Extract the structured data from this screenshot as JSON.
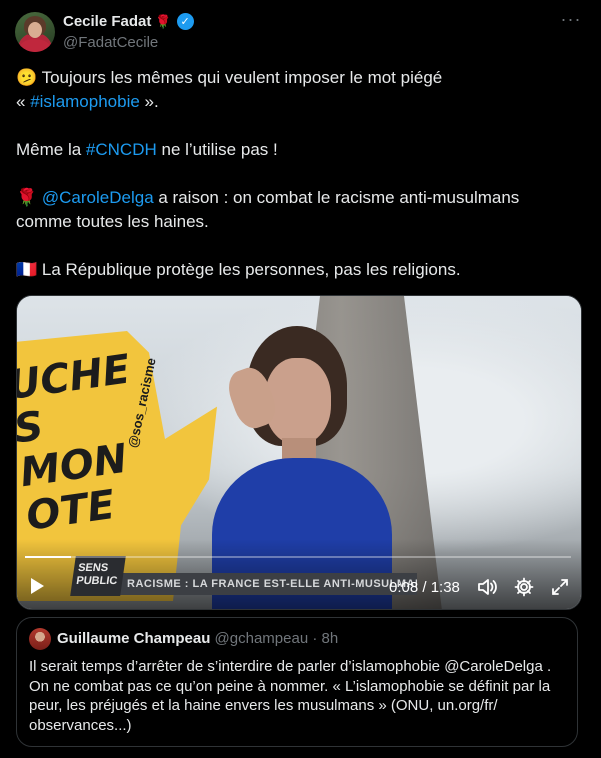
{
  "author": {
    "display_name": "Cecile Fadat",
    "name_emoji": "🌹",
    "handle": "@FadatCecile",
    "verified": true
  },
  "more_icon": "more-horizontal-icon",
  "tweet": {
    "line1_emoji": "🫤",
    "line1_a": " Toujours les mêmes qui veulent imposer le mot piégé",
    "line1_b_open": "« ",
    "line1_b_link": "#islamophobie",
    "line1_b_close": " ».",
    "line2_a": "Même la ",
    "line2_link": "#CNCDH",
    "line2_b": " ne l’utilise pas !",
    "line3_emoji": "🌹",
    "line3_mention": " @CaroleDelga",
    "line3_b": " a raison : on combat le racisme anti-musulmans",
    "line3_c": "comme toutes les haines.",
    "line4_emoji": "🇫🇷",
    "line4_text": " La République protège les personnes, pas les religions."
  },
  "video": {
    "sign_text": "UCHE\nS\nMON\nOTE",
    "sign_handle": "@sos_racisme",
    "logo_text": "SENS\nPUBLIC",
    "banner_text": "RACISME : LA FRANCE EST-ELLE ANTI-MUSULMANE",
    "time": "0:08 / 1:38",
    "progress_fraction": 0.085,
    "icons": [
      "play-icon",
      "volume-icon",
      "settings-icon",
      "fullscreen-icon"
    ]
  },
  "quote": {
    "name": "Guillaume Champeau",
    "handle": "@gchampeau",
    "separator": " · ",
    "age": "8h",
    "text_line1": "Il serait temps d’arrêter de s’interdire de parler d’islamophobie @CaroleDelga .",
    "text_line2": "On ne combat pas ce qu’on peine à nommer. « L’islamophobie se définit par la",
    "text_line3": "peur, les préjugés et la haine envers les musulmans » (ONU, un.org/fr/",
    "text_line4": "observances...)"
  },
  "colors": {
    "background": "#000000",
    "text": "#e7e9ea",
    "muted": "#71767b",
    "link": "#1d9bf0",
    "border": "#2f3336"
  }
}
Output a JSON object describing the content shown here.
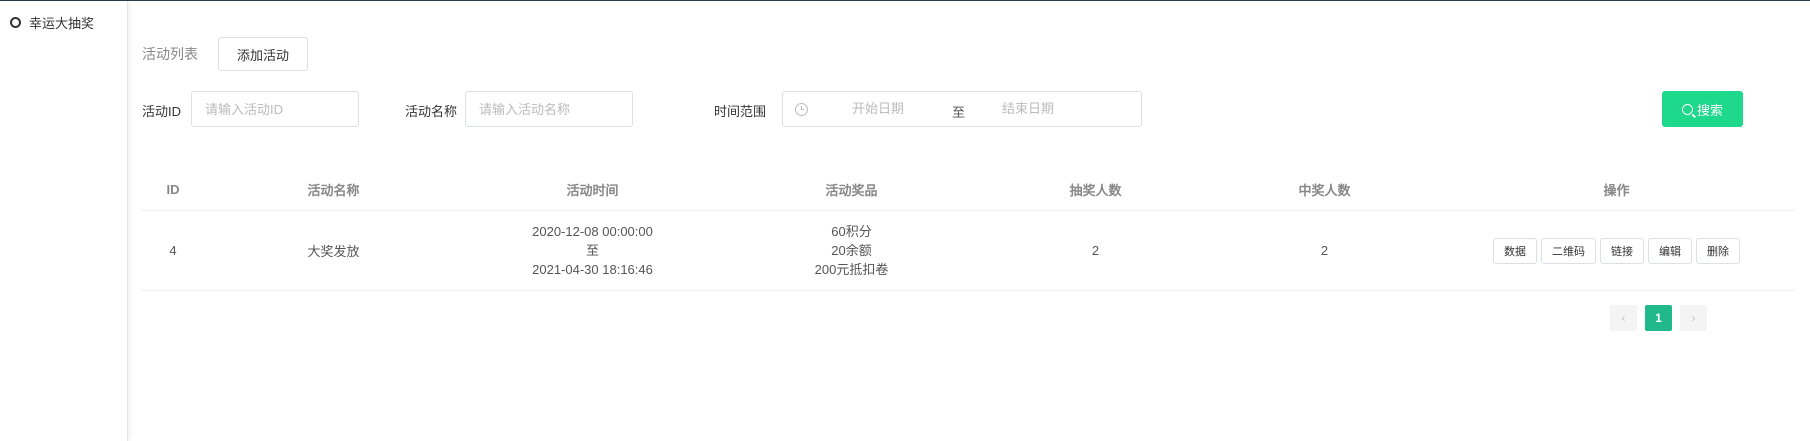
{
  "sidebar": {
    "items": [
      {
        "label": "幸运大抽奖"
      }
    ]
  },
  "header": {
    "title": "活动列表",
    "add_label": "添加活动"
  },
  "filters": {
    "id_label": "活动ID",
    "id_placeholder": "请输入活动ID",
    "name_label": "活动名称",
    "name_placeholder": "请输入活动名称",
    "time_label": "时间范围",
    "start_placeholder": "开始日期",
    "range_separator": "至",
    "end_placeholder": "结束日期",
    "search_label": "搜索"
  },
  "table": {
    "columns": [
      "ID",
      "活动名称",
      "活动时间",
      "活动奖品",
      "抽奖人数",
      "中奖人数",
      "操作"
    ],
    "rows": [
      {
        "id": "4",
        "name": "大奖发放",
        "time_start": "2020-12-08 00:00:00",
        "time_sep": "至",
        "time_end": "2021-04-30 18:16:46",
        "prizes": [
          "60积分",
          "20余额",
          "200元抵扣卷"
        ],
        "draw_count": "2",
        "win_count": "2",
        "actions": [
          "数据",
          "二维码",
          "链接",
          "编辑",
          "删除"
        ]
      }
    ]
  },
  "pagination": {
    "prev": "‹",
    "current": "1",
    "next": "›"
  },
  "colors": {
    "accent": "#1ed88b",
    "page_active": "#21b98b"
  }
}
☆ ☆ ☆ ☆ ☆
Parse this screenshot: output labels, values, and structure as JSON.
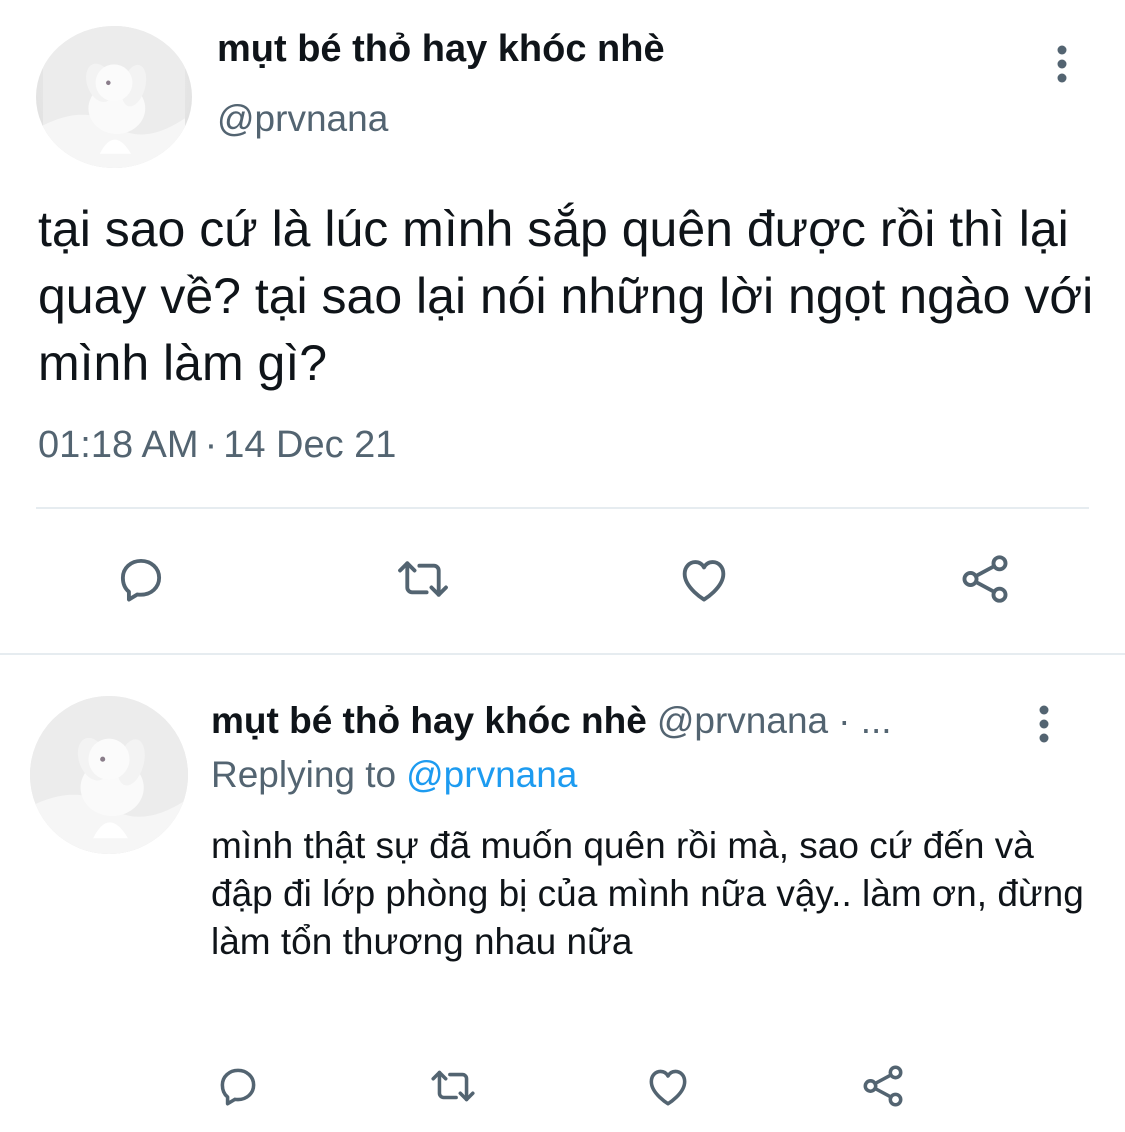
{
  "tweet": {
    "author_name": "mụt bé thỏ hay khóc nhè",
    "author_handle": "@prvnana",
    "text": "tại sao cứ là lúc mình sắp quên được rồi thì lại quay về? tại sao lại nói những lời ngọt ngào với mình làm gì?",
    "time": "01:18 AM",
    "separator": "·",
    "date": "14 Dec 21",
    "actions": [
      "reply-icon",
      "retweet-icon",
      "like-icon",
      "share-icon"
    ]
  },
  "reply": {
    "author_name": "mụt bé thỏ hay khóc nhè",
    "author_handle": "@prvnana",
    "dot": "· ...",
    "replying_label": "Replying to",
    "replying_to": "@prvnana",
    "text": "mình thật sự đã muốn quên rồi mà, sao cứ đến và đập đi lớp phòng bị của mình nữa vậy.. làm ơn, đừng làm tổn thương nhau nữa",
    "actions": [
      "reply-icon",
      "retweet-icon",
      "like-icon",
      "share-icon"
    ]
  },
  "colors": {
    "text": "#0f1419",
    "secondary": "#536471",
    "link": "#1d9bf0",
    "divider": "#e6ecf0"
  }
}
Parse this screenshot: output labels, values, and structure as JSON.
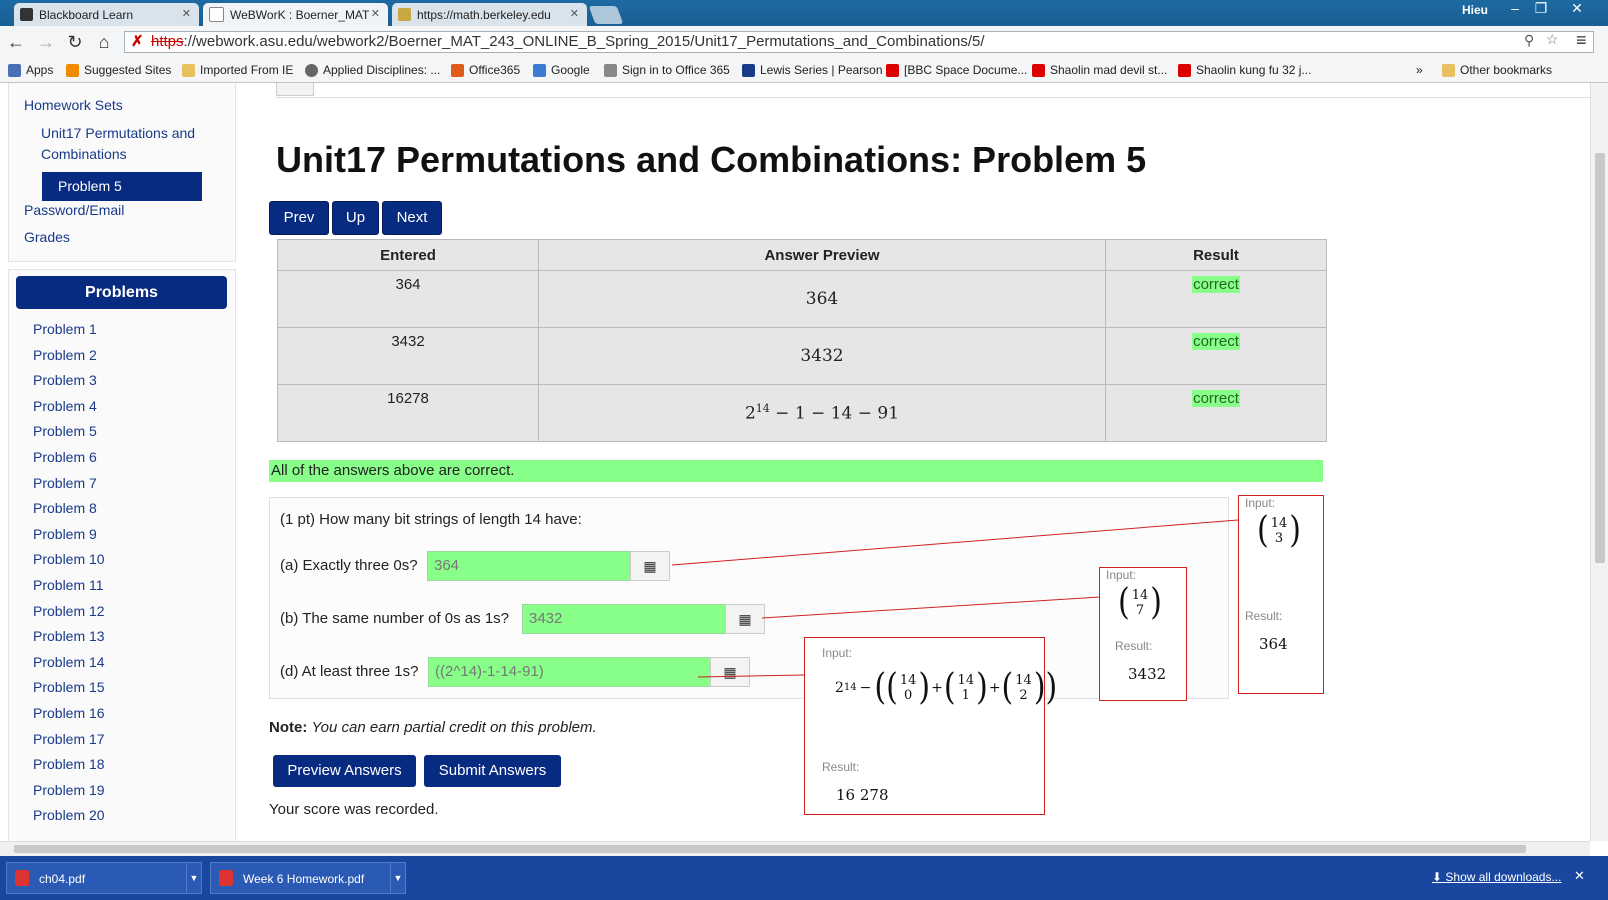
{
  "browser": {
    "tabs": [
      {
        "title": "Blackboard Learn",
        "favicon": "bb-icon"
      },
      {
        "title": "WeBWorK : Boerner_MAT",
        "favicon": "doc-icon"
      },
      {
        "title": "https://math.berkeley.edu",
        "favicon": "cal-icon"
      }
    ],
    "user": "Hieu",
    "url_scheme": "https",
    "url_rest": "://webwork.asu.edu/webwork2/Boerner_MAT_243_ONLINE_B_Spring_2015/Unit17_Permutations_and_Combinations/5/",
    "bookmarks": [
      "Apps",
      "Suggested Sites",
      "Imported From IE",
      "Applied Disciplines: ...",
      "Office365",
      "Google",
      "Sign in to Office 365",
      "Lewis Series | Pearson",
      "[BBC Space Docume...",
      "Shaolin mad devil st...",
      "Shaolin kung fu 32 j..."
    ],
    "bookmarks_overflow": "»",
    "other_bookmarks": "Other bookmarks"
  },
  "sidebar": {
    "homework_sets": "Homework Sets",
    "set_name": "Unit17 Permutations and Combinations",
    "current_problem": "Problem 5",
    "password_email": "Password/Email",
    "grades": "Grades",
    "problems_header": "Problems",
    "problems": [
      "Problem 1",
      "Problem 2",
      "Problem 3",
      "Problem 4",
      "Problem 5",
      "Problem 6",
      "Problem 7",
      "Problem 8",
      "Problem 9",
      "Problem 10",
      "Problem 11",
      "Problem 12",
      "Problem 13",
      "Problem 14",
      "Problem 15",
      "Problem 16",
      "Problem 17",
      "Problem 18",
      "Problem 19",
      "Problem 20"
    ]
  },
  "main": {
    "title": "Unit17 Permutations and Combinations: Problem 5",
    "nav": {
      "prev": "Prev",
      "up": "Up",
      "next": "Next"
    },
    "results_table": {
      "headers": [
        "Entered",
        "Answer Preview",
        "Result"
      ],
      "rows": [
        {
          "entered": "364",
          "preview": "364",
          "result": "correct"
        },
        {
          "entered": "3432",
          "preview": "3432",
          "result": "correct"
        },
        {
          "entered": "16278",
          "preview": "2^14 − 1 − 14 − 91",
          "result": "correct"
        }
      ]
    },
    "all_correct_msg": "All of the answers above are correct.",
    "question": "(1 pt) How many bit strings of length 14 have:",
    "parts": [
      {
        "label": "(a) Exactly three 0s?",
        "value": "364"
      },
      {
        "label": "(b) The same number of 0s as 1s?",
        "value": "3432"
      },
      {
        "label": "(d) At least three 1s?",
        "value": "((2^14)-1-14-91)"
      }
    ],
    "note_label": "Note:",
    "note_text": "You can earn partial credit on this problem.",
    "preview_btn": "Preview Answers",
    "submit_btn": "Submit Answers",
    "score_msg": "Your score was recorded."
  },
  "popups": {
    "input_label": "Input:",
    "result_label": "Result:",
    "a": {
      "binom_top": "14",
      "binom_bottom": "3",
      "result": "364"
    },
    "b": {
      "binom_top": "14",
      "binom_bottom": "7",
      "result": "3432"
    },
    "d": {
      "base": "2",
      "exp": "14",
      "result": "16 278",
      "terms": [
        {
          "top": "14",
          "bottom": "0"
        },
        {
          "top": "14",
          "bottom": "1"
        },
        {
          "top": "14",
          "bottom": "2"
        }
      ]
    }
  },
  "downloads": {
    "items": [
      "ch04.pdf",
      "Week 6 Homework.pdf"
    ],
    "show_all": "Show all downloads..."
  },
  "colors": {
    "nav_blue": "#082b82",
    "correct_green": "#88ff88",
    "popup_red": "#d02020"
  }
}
☆ ☆ ☆ ☆ ☆
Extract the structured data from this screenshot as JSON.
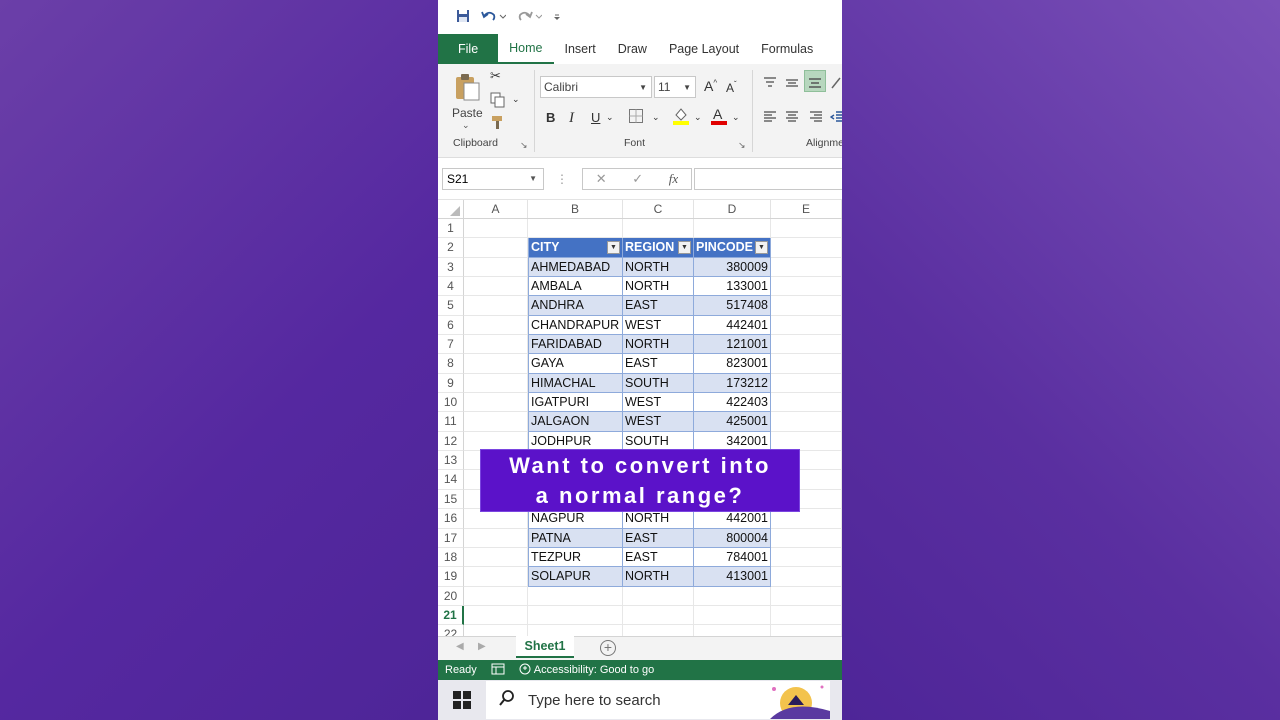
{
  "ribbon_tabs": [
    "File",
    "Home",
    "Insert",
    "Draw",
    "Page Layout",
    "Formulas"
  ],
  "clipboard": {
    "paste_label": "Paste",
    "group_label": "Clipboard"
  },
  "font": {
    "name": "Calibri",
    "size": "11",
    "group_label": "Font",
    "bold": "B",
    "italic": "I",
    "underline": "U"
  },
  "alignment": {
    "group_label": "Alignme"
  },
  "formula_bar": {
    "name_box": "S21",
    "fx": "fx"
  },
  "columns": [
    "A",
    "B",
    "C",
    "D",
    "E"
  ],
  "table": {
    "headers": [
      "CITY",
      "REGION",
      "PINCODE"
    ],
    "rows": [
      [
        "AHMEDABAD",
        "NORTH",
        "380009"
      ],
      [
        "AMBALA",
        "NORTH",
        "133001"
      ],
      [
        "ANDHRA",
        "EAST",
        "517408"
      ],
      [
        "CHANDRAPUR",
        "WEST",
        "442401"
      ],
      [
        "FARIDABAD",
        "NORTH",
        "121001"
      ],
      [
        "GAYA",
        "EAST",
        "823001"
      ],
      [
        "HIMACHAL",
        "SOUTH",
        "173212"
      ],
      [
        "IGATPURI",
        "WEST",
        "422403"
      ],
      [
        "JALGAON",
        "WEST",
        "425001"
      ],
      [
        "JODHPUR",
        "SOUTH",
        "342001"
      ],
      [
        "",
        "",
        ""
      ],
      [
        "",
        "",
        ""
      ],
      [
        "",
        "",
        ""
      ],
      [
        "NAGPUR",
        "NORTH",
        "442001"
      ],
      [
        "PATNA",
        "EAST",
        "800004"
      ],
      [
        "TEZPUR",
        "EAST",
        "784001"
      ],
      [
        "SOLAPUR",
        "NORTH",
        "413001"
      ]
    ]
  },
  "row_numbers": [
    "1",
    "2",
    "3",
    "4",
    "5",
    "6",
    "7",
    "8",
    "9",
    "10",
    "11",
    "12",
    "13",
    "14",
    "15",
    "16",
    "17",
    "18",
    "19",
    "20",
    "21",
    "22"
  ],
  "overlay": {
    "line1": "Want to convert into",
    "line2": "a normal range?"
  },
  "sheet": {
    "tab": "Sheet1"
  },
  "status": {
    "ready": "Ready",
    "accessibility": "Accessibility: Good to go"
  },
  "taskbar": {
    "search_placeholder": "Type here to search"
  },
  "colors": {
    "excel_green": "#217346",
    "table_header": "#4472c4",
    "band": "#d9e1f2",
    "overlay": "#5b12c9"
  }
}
☆ ☆ ☆ ☆ ☆
• **REQUIREMENTS**
Within the entries above, report how many lines include "Shaolin", and keep the answer to the number.

• **RESPONSE**
2